■ Text segment:
----

By  · Published on February 15th, 2016

Welcome back to This Week In Discs where we check out tomorrow’s new releases today!

No Way Out

Tom Farrell (Kevin Costner) distinguishes himself as a Navy officer after a heroic act and is rewarded with a high profile posting at the Pentagon under the Secretary of Defense, David Brice (Gene Hackman). He settles into the job well enough, but trouble erupts when a woman he’s seeing is revealed to be Brice’s mistress and then ends up dead. Farrell’s tasked with finding the killer even though all of the evidence seems to point in his direction.

It’s been a long time coming, but thanks to Shout! Factory we can finally cross Roger Donaldson’s brilliant and immensely exciting thriller off the list of films we’ve yet to get on Blu-ray. This is a great day, and this is a great movie. Everyone is at the top of their game here including Costner at his American boy best, Hackman giving a master class in terrible government officials, and Will Patton dialing up the intensity to eleven. Sean Young even shines as the sexy, wreckless, and tragic woman at the center of it all. Sharp writing, suspenseful scenes, electric action sequences ‐ the foot chase is one of cinema’s best ‐ are enough to make this a blind buy for anyone whether they’ve seen it or not, but the picture also looks great and Donaldson’s commentary is a nice extra feature.

[Blu-ray extras: Commentary]

Code 46 (Olive Films)

William (Tim Robbins) is an investigator tasked with identifying passport forgers and thieves operating in the shadows and selling false identities. It’s illegal after all, but more than that it’s allowing people to travel the globe to places where they’re not cleared to go. Permission is all important, and it’s his job to enforce that. His latest assignment is complicated though when he has an unwise relationship with a suspect (Samantha Morton).

Michael Winterbottom’s bleak but cool near-future sci-fi film is part drama, part thriller, and part cautionary tale, and it all works together to create something of a minor genre gem. The future elements ‐ sci-fi tech, restrictive laws, reduced freedoms ‐ are woven into the film and story meaning it never needs to highlight them with a “look at this sci-fi!” and instead simply feels integral to the world of the movie. Robbins and Morton are both terrific, and while the film is bleak at times it’s never less than compelling in the story it’s telling.

[Blu-ray/DVD extras: None]

Hitch Hike

A couple (Franco Nero, Corinne Clery) driving through the American west walk a delicate line in their relationship between madly passionate love and utter distaste for each other, but they discover a new conflict when they make the mistake of picking up a hitchhiker (David Hess). The stranger is quickly revealed to be a part of a trio of escaped convicts, and as the threesome continues on their road trip his sadistic and twisted grip on the couple leads them all towards a violent end.

Pasquale Festa Campanile’s film is a sleazy delight overflowing with sex, violence, and twisted shenanigans. There’s no one here to like, but they’re all easy to enjoy in their devious and despicable ways. Rural Italy is standing in for America’s Midwest, but the expanse is attractive and convincing enough. Ennio Morricone’s lively, guitar-heavy score keeps nerves on edge and adrenaline high even as the characters descend to new depths. It’s not for everyone, but fans of bad people doing bad things will have a dirty ball with it.

----

■ Information provided:
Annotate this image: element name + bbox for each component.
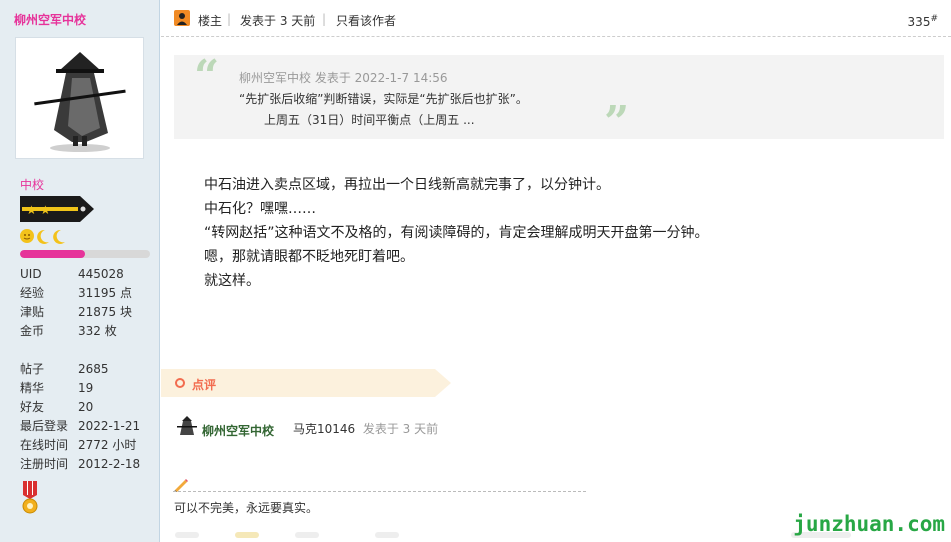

----

■ Work to be completed:
Using the disc review column, answer these:
(a) Which company does the column credit with bringing No Way Out to Blu-ray?
(b) What is William's job in Code 46?
(c) What location stands in for America's Midwest in Hitch Hike?

■ Exercise result:
(a) Shout! Factory.
(b) He is an investigator tasked with identifying passport forgers and thieves who sell false identities.
(c) Rural Italy.